Data extracted from a collection:
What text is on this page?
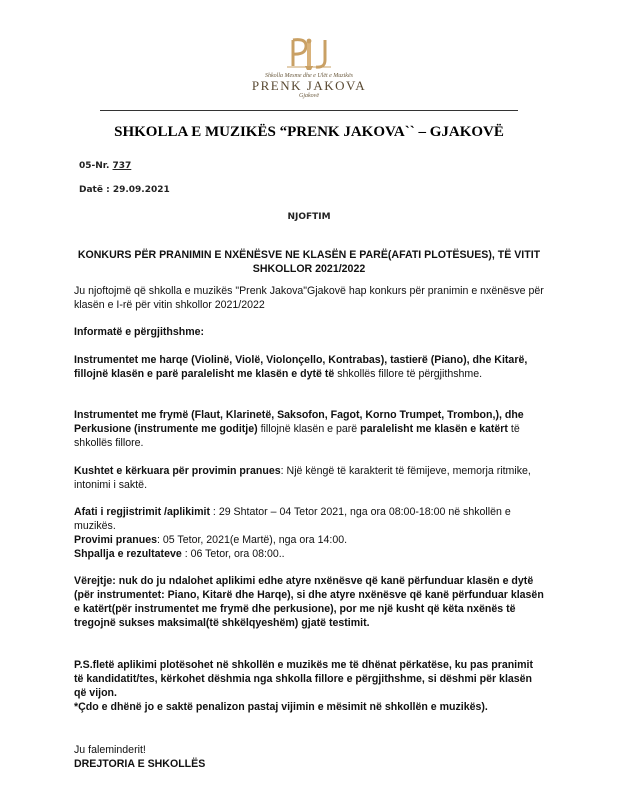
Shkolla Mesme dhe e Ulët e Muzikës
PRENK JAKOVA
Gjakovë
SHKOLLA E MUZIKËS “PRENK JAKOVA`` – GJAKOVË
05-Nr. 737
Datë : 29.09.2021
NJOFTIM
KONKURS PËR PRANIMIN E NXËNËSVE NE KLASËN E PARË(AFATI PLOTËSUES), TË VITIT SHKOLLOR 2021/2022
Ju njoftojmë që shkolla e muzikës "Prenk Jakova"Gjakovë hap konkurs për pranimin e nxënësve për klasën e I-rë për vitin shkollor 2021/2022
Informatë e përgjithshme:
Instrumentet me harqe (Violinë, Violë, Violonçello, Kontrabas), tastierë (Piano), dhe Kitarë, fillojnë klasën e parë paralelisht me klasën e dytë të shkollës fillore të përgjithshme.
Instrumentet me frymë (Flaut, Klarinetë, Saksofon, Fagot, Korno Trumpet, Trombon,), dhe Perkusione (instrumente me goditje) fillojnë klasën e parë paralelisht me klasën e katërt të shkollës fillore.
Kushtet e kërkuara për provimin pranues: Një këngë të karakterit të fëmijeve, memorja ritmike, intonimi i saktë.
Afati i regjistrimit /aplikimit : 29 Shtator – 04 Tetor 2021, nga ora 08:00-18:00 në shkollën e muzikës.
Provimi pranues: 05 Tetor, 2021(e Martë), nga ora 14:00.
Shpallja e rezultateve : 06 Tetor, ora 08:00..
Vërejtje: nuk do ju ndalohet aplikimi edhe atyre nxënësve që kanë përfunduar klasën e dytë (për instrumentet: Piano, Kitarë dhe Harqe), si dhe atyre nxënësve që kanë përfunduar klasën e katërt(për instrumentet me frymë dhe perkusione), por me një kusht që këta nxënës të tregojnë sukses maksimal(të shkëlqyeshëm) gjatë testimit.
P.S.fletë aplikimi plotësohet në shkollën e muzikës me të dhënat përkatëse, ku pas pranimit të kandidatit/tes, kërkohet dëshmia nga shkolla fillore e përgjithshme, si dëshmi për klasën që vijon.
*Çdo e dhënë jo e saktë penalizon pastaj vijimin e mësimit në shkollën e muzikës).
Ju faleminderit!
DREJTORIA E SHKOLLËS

_PROBLEM_
Repeat the data exactly, dropping every picture it holds.

_WRITTEN ANSWER_
What text is on this page?
Shkolla Mesme dhe e Ulët e Muzikës
PRENK JAKOVA
Gjakovë
SHKOLLA E MUZIKËS “PRENK JAKOVA`` – GJAKOVË
05-Nr. 737
Datë : 29.09.2021
NJOFTIM
KONKURS PËR PRANIMIN E NXËNËSVE NE KLASËN E PARË(AFATI PLOTËSUES), TË VITIT SHKOLLOR 2021/2022
Ju njoftojmë që shkolla e muzikës "Prenk Jakova"Gjakovë hap konkurs për pranimin e nxënësve për klasën e I-rë për vitin shkollor 2021/2022
Informatë e përgjithshme:
Instrumentet me harqe (Violinë, Violë, Violonçello, Kontrabas), tastierë (Piano), dhe Kitarë, fillojnë klasën e parë paralelisht me klasën e dytë të shkollës fillore të përgjithshme.
Instrumentet me frymë (Flaut, Klarinetë, Saksofon, Fagot, Korno Trumpet, Trombon,), dhe Perkusione (instrumente me goditje) fillojnë klasën e parë paralelisht me klasën e katërt të shkollës fillore.
Kushtet e kërkuara për provimin pranues: Një këngë të karakterit të fëmijeve, memorja ritmike, intonimi i saktë.
Afati i regjistrimit /aplikimit : 29 Shtator – 04 Tetor 2021, nga ora 08:00-18:00 në shkollën e muzikës.
Provimi pranues: 05 Tetor, 2021(e Martë), nga ora 14:00.
Shpallja e rezultateve : 06 Tetor, ora 08:00..
Vërejtje: nuk do ju ndalohet aplikimi edhe atyre nxënësve që kanë përfunduar klasën e dytë (për instrumentet: Piano, Kitarë dhe Harqe), si dhe atyre nxënësve që kanë përfunduar klasën e katërt(për instrumentet me frymë dhe perkusione), por me një kusht që këta nxënës të tregojnë sukses maksimal(të shkëlqyeshëm) gjatë testimit.
P.S.fletë aplikimi plotësohet në shkollën e muzikës me të dhënat përkatëse, ku pas pranimit të kandidatit/tes, kërkohet dëshmia nga shkolla fillore e përgjithshme, si dëshmi për klasën që vijon.
*Çdo e dhënë jo e saktë penalizon pastaj vijimin e mësimit në shkollën e muzikës).
Ju faleminderit!
DREJTORIA E SHKOLLËS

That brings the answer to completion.